• _What the task requires_:
Exactly repeat the material, dropping every picture from the copy.

***** Task inputs *****

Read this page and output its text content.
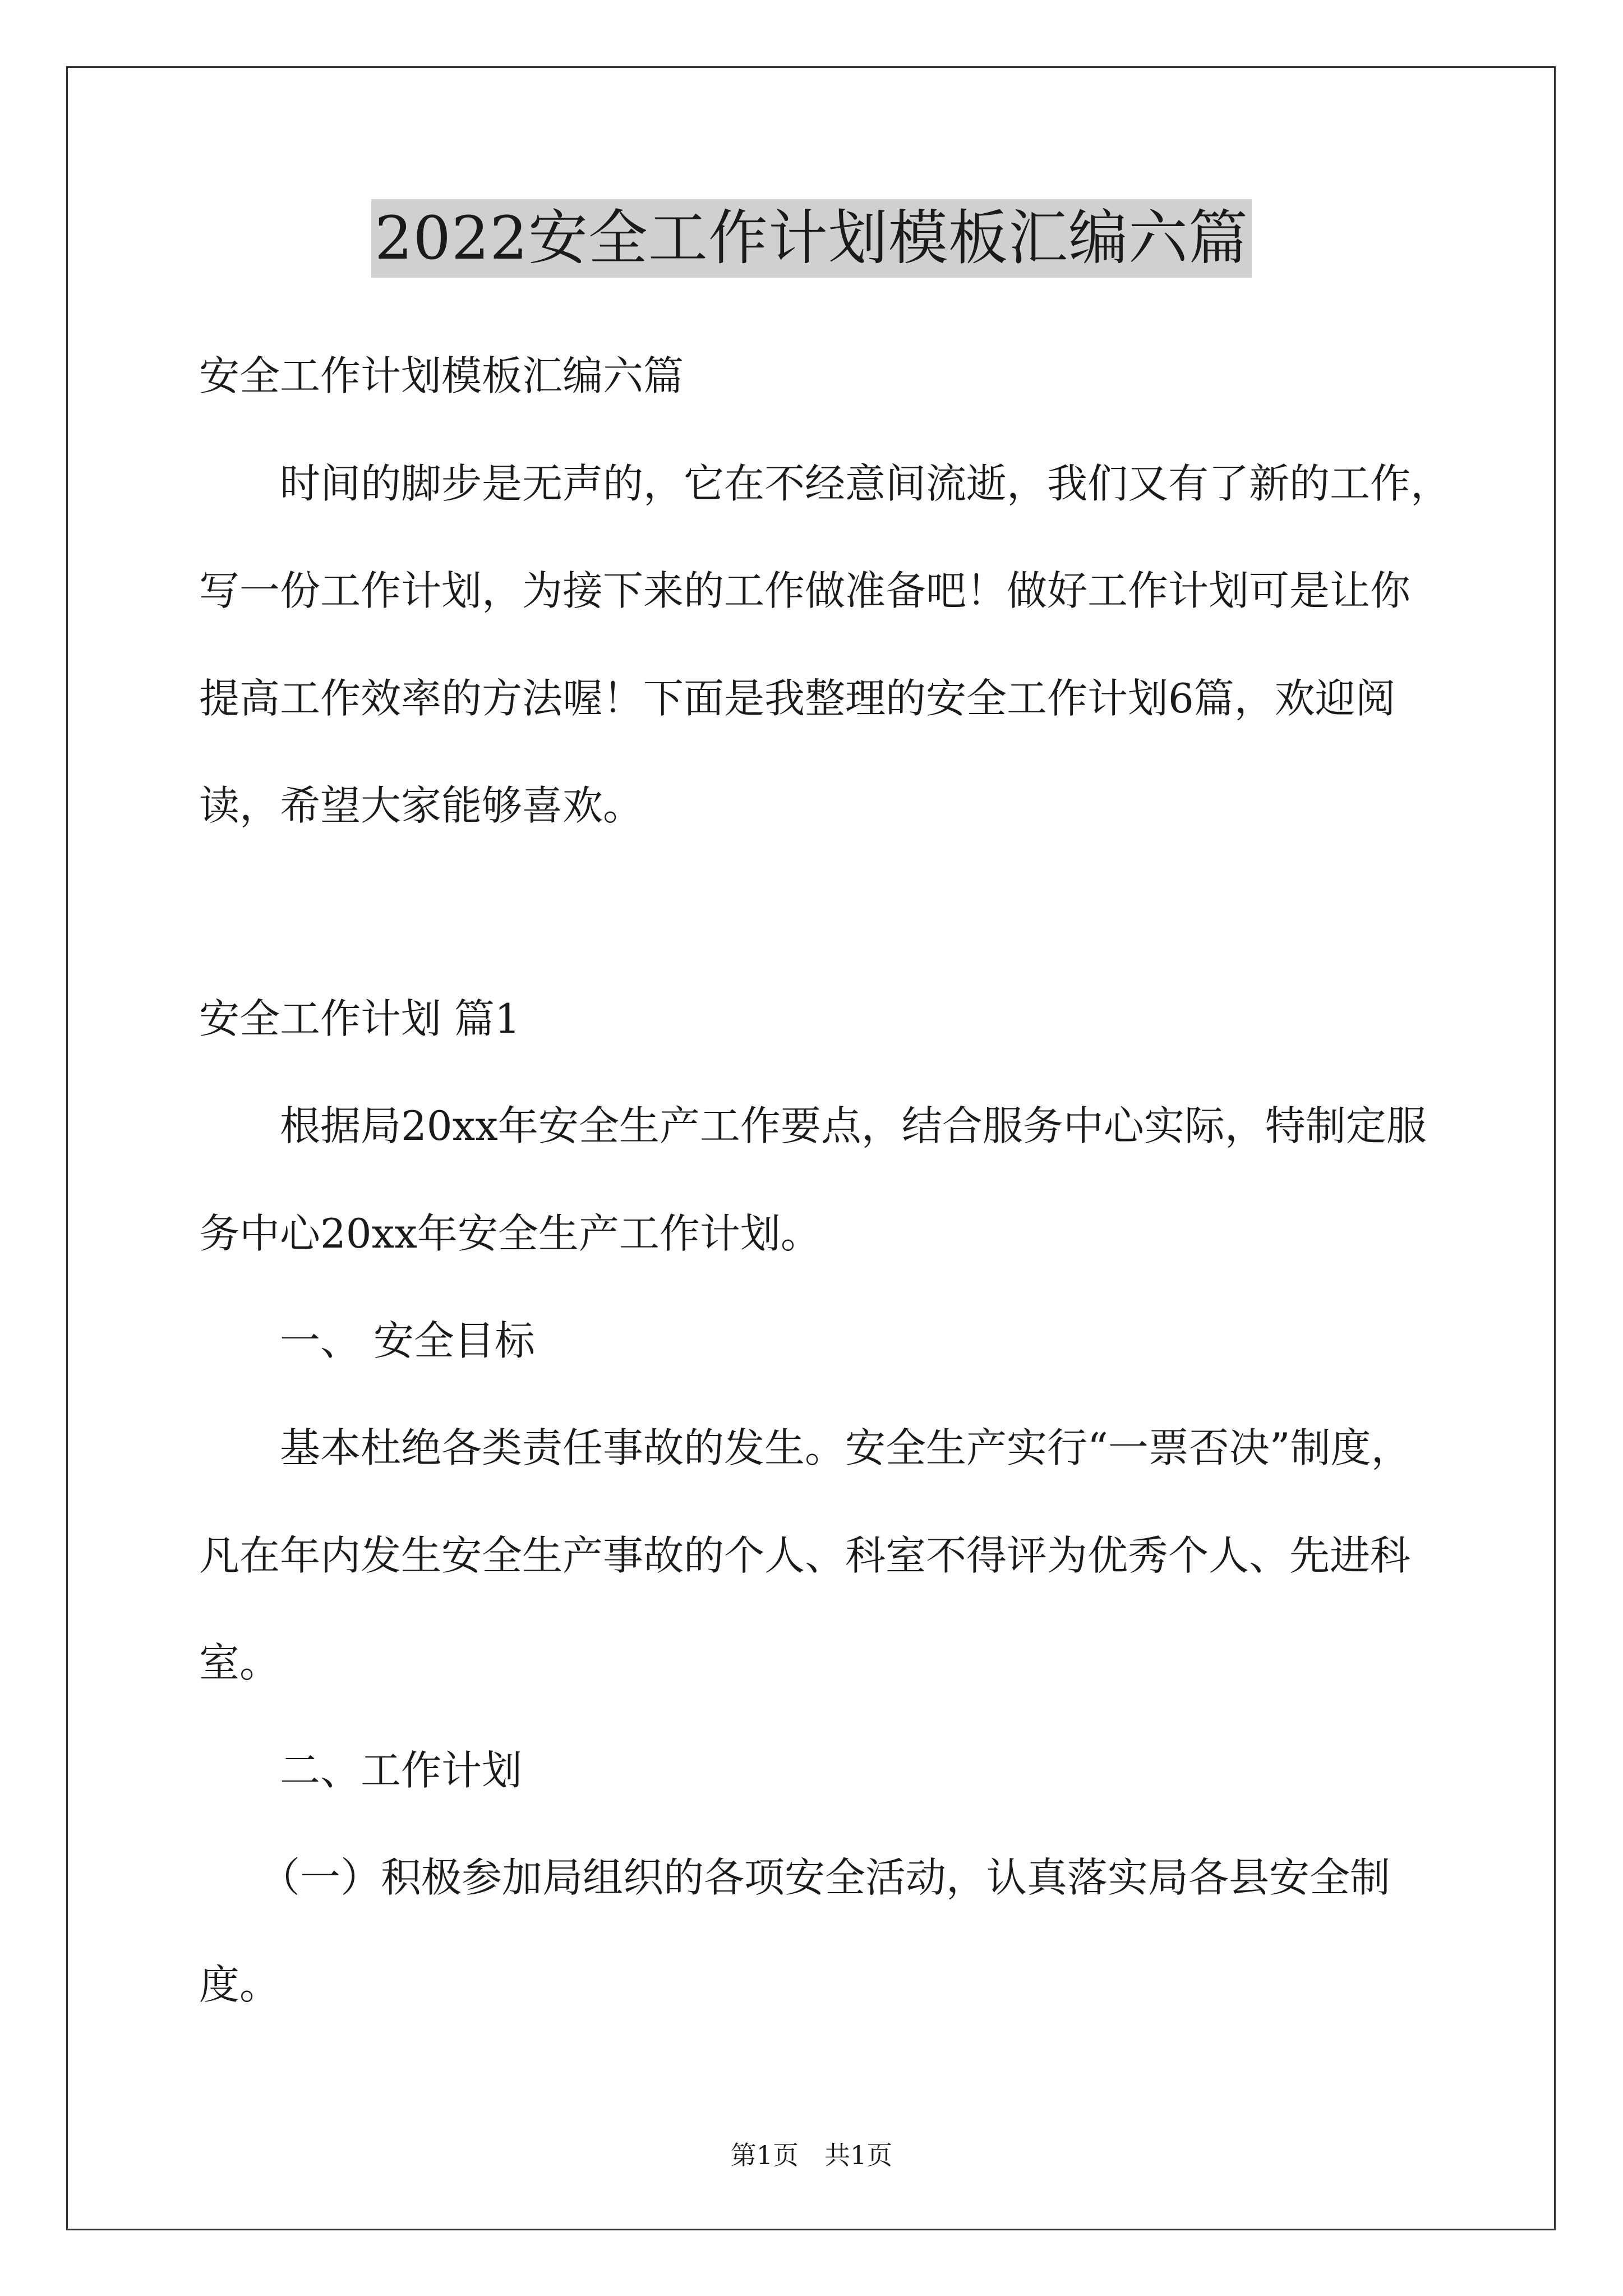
2022安全工作计划模板汇编六篇
安全工作计划模板汇编六篇
　　时间的脚步是无声的，它在不经意间流逝，我们又有了新的工作，
写一份工作计划，为接下来的工作做准备吧！做好工作计划可是让你
提高工作效率的方法喔！下面是我整理的安全工作计划6篇，欢迎阅
读，希望大家能够喜欢。
安全工作计划 篇1
　　根据局20xx年安全生产工作要点，结合服务中心实际，特制定服
务中心20xx年安全生产工作计划。
　　一、 安全目标
　　基本杜绝各类责任事故的发生。安全生产实行“一票否决”制度，
凡在年内发生安全生产事故的个人、科室不得评为优秀个人、先进科
室。
　　二、工作计划
　　（一）积极参加局组织的各项安全活动，认真落实局各县安全制
度。
第1页　共1页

*****

• _Result of the exercise_:
Read this page and output its text content.
2022安全工作计划模板汇编六篇
安全工作计划模板汇编六篇
　　时间的脚步是无声的，它在不经意间流逝，我们又有了新的工作，
写一份工作计划，为接下来的工作做准备吧！做好工作计划可是让你
提高工作效率的方法喔！下面是我整理的安全工作计划6篇，欢迎阅
读，希望大家能够喜欢。
安全工作计划 篇1
　　根据局20xx年安全生产工作要点，结合服务中心实际，特制定服
务中心20xx年安全生产工作计划。
　　一、 安全目标
　　基本杜绝各类责任事故的发生。安全生产实行“一票否决”制度，
凡在年内发生安全生产事故的个人、科室不得评为优秀个人、先进科
室。
　　二、工作计划
　　（一）积极参加局组织的各项安全活动，认真落实局各县安全制
度。
第1页　共1页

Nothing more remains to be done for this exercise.